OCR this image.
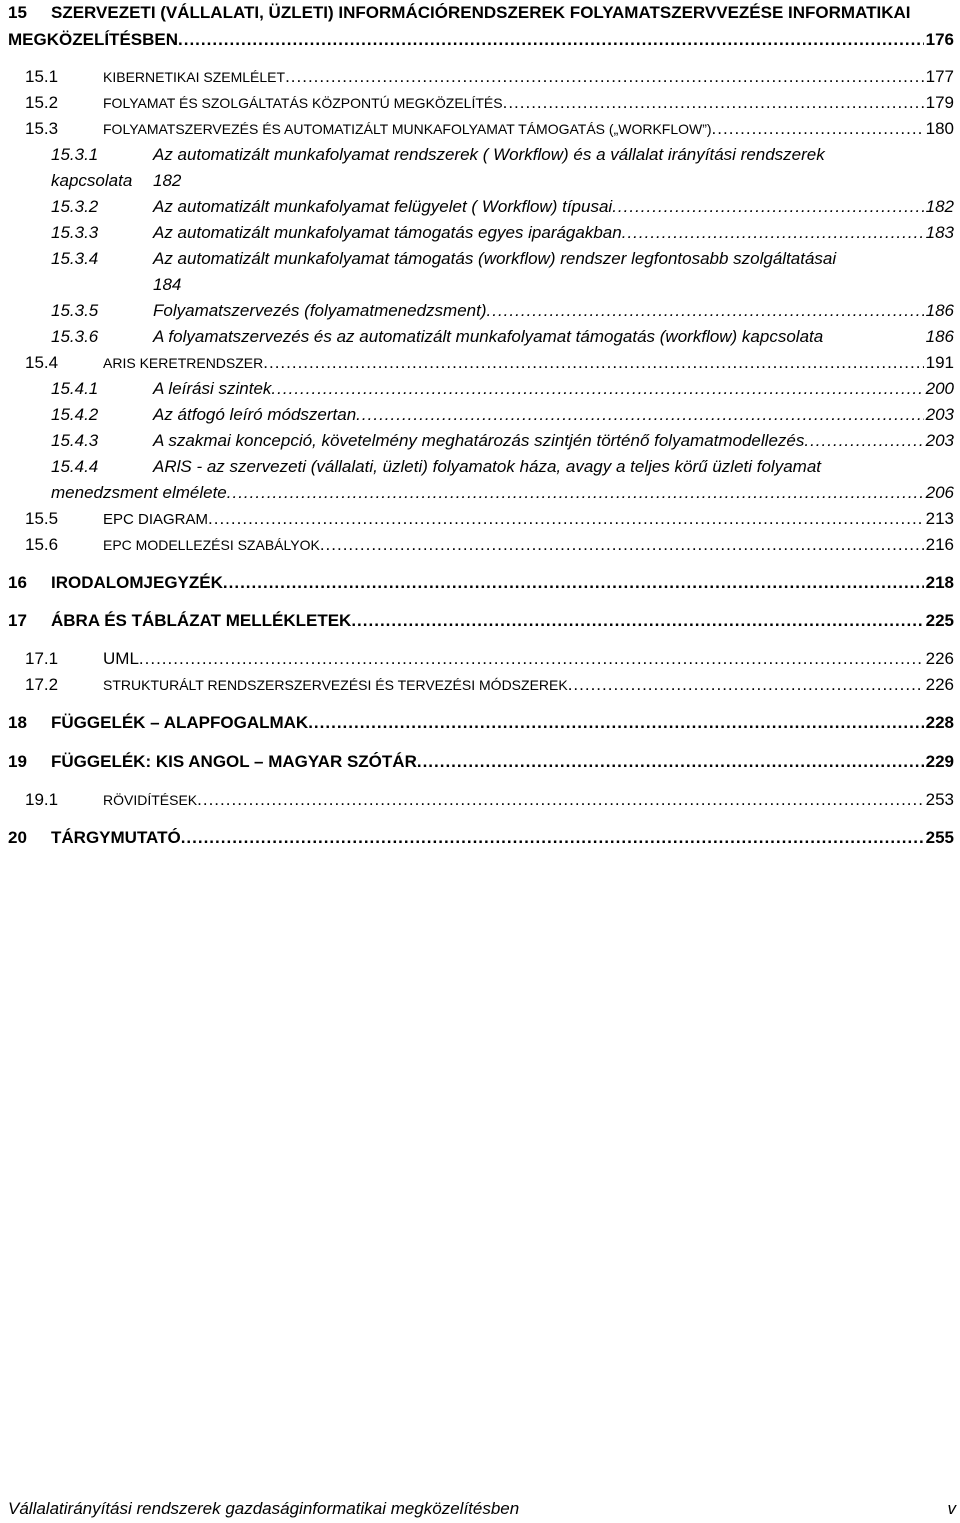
15 SZERVEZETI (VÁLLALATI, ÜZLETI) INFORMÁCIÓRENDSZEREK FOLYAMATSZERVVEZÉSE INFORMATIKAI
MEGKÖZELÍTÉSBEN .....	176
15.1	KIBERNETIKAI SZEMLÉLET .....	177
15.2	FOLYAMAT ÉS SZOLGÁLTATÁS KÖZPONTÚ MEGKÖZELÍTÉS .....	179
15.3	FOLYAMATSZERVEZÉS ÉS AUTOMATIZÁLT MUNKAFOLYAMAT TÁMOGATÁS („WORKFLOW”) .....	180
15.3.1	Az automatizált munkafolyamat rendszerek ( Workflow) és a vállalat irányítási rendszerek
kapcsolata 182
15.3.2	Az automatizált munkafolyamat felügyelet ( Workflow) típusai .....	182
15.3.3	Az automatizált munkafolyamat támogatás egyes iparágakban .....	183
15.3.4	Az automatizált munkafolyamat támogatás (workflow) rendszer legfontosabb szolgáltatásai
184
15.3.5	Folyamatszervezés (folyamatmenedzsment) .....	186
15.3.6	A folyamatszervezés és az automatizált munkafolyamat támogatás (workflow) kapcsolata	186
15.4	ARIS KERETRENDSZER .....	191
15.4.1	A leírási szintek .....	200
15.4.2	Az átfogó leíró módszertan .....	203
15.4.3	A szakmai koncepció, követelmény meghatározás szintjén történő folyamatmodellezés .....	203
15.4.4	ARlS - az szervezeti (vállalati, üzleti) folyamatok háza, avagy a teljes körű üzleti folyamat
menedzsment elmélete .....	206
15.5	EPC DIAGRAM .....	213
15.6	EPC MODELLEZÉSI SZABÁLYOK .....	216
16 IRODALOMJEGYZÉK .....	218
17 ÁBRA ÉS TÁBLÁZAT MELLÉKLETEK .....	225
17.1	UML .....	226
17.2	STRUKTURÁLT RENDSZERSZERVEZÉSI ÉS TERVEZÉSI MÓDSZEREK .....	226
18 FÜGGELÉK – ALAPFOGALMAK .....	228
19 FÜGGELÉK: KIS ANGOL – MAGYAR SZÓTÁR .....	229
19.1	RÖVIDÍTÉSEK .....	253
20 TÁRGYMUTATÓ .....	255
Vállalatirányítási rendszerek gazdaságinformatikai megközelítésben	v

· · · ·

## Do this
Count every line of the material above that holds the string "kapcsolata", then state only the total.

## Response below
2